To be done
Provide the count of lines that hold "انظر" and no other output.

Input data
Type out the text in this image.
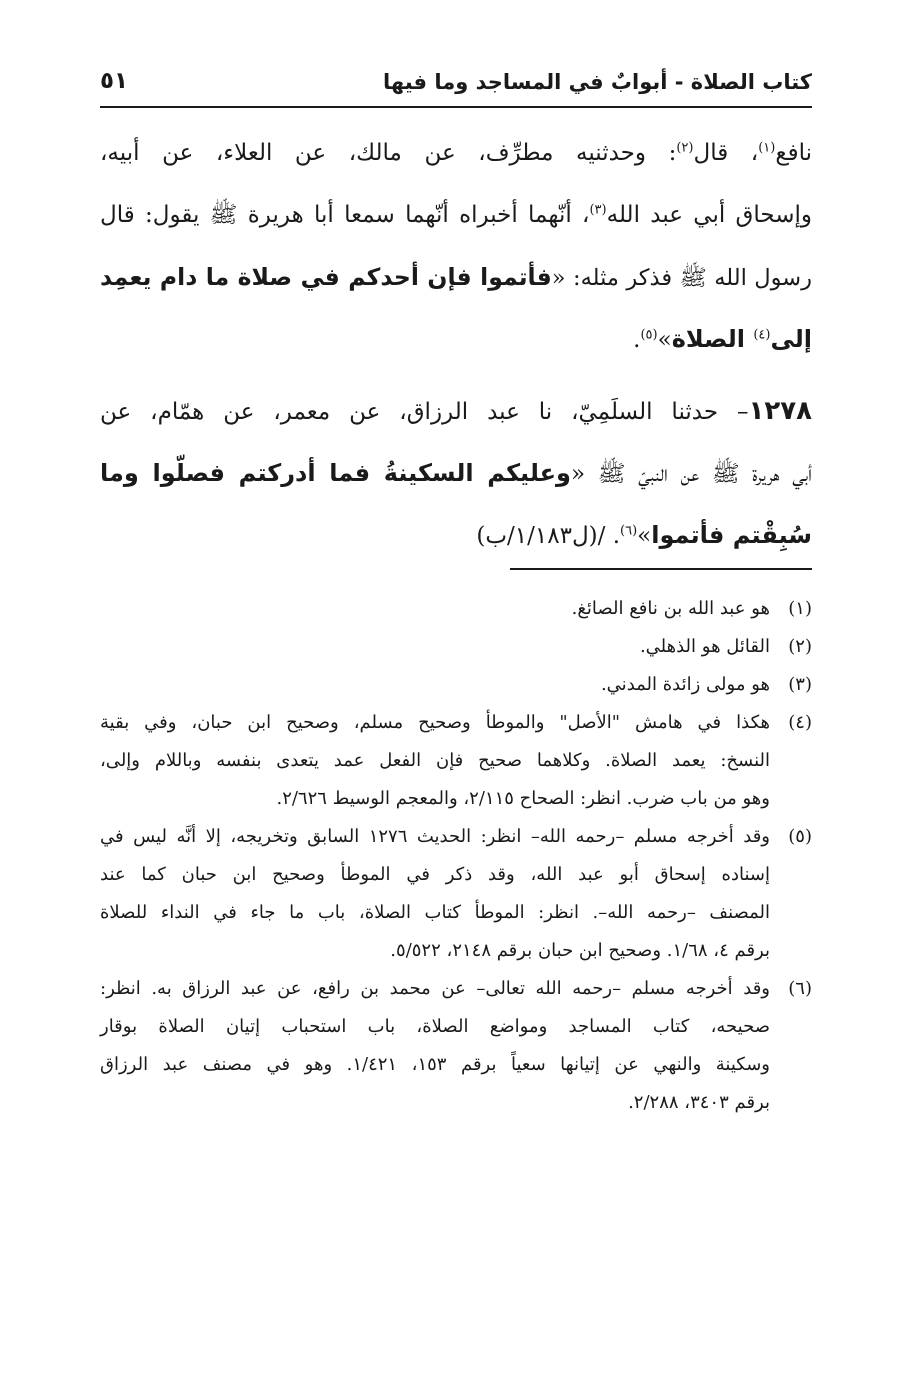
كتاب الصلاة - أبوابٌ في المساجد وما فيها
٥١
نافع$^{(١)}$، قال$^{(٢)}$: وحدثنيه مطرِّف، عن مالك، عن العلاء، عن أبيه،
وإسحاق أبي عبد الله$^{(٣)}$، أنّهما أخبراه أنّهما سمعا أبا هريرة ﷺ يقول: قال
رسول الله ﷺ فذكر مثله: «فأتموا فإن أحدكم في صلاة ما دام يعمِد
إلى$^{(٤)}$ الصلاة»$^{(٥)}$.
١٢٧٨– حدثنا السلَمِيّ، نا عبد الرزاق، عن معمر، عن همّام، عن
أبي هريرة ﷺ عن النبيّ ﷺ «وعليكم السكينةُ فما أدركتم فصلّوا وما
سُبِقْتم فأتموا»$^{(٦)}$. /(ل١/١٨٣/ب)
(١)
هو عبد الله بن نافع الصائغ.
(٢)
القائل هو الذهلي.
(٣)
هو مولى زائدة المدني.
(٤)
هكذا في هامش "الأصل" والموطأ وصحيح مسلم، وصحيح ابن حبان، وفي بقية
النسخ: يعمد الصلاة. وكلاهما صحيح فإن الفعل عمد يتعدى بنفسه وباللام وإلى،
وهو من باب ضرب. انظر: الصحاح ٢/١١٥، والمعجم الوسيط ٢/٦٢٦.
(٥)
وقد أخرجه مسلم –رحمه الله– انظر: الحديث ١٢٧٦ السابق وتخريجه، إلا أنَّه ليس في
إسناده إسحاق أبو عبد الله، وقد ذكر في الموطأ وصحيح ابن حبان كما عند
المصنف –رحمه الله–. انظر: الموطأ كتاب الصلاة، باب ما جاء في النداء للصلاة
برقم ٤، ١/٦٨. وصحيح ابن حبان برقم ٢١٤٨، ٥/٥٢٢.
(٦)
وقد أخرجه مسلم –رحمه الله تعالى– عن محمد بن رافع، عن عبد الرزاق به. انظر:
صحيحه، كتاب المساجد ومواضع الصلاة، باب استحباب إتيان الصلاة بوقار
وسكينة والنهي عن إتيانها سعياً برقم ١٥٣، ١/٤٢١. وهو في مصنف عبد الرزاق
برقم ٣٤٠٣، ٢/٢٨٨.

* * *

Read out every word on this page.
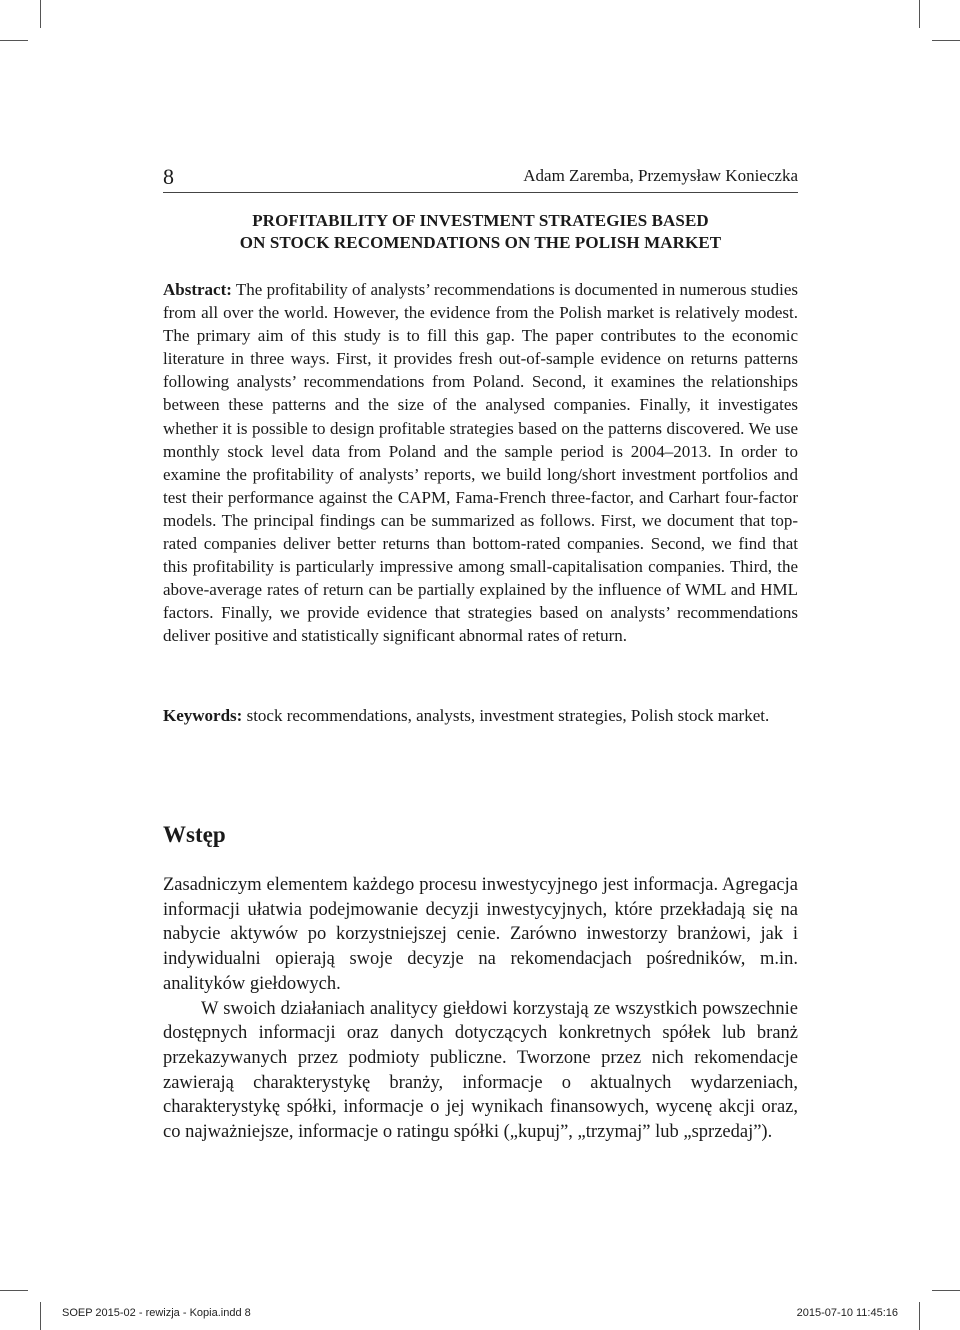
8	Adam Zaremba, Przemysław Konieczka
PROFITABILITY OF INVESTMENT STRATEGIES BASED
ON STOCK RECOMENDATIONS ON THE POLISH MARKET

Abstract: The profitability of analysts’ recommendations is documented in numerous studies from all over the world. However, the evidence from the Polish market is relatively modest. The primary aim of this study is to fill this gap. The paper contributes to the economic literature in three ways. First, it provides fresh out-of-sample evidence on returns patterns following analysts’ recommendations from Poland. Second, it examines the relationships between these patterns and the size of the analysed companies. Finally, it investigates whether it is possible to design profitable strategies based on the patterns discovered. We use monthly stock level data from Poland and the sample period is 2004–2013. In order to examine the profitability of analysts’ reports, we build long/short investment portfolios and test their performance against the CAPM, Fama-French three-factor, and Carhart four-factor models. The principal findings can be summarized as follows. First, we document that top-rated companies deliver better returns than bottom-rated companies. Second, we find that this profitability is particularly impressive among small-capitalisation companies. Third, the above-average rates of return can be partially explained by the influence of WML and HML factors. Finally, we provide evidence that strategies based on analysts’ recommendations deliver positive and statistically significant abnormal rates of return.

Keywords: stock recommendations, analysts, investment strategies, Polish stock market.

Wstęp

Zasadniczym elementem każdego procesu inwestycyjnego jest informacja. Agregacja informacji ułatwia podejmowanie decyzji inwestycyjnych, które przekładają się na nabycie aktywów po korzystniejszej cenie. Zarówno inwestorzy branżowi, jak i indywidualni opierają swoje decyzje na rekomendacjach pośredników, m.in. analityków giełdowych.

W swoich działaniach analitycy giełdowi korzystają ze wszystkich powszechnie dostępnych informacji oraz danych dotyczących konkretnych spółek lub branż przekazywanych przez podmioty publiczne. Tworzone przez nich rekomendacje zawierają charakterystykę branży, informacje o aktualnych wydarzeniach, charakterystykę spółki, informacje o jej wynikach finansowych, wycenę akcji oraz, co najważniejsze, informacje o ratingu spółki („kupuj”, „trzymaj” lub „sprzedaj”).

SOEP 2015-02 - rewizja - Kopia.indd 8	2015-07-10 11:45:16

Expected output
4